__Stated task__
Retype the full set of records. Keep every character identical.

[start Dataset rows]

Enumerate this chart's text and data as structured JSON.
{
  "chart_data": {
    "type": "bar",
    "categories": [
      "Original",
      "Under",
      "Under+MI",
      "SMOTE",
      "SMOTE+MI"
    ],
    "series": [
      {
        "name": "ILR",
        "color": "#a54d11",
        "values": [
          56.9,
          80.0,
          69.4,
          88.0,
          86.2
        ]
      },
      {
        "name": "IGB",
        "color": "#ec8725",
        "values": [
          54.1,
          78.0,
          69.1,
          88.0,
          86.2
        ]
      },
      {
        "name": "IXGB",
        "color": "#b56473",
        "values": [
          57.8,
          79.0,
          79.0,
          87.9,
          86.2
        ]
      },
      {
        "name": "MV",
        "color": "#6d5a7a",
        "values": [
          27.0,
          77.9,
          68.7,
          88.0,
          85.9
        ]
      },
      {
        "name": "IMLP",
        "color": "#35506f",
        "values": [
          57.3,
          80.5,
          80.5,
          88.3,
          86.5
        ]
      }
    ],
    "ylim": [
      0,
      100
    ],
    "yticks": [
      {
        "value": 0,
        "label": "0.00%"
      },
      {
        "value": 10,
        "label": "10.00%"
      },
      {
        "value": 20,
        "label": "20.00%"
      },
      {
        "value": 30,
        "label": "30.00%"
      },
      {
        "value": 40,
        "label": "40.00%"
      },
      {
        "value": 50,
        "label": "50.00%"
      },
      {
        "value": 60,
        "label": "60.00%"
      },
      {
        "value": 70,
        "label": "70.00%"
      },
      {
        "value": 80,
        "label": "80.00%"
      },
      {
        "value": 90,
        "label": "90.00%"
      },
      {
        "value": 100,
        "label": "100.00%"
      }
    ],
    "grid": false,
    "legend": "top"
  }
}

[end Dataset rows]

__Task answer__
Enumerate this chart's text and data as structured JSON.
{
  "chart_data": {
    "type": "bar",
    "categories": [
      "Original",
      "Under",
      "Under+MI",
      "SMOTE",
      "SMOTE+MI"
    ],
    "series": [
      {
        "name": "ILR",
        "color": "#a54d11",
        "values": [
          56.9,
          80.0,
          69.4,
          88.0,
          86.2
        ]
      },
      {
        "name": "IGB",
        "color": "#ec8725",
        "values": [
          54.1,
          78.0,
          69.1,
          88.0,
          86.2
        ]
      },
      {
        "name": "IXGB",
        "color": "#b56473",
        "values": [
          57.8,
          79.0,
          79.0,
          87.9,
          86.2
        ]
      },
      {
        "name": "MV",
        "color": "#6d5a7a",
        "values": [
          27.0,
          77.9,
          68.7,
          88.0,
          85.9
        ]
      },
      {
        "name": "IMLP",
        "color": "#35506f",
        "values": [
          57.3,
          80.5,
          80.5,
          88.3,
          86.5
        ]
      }
    ],
    "ylim": [
      0,
      100
    ],
    "yticks": [
      {
        "value": 0,
        "label": "0.00%"
      },
      {
        "value": 10,
        "label": "10.00%"
      },
      {
        "value": 20,
        "label": "20.00%"
      },
      {
        "value": 30,
        "label": "30.00%"
      },
      {
        "value": 40,
        "label": "40.00%"
      },
      {
        "value": 50,
        "label": "50.00%"
      },
      {
        "value": 60,
        "label": "60.00%"
      },
      {
        "value": 70,
        "label": "70.00%"
      },
      {
        "value": 80,
        "label": "80.00%"
      },
      {
        "value": 90,
        "label": "90.00%"
      },
      {
        "value": 100,
        "label": "100.00%"
      }
    ],
    "grid": false,
    "legend": "top"
  }
}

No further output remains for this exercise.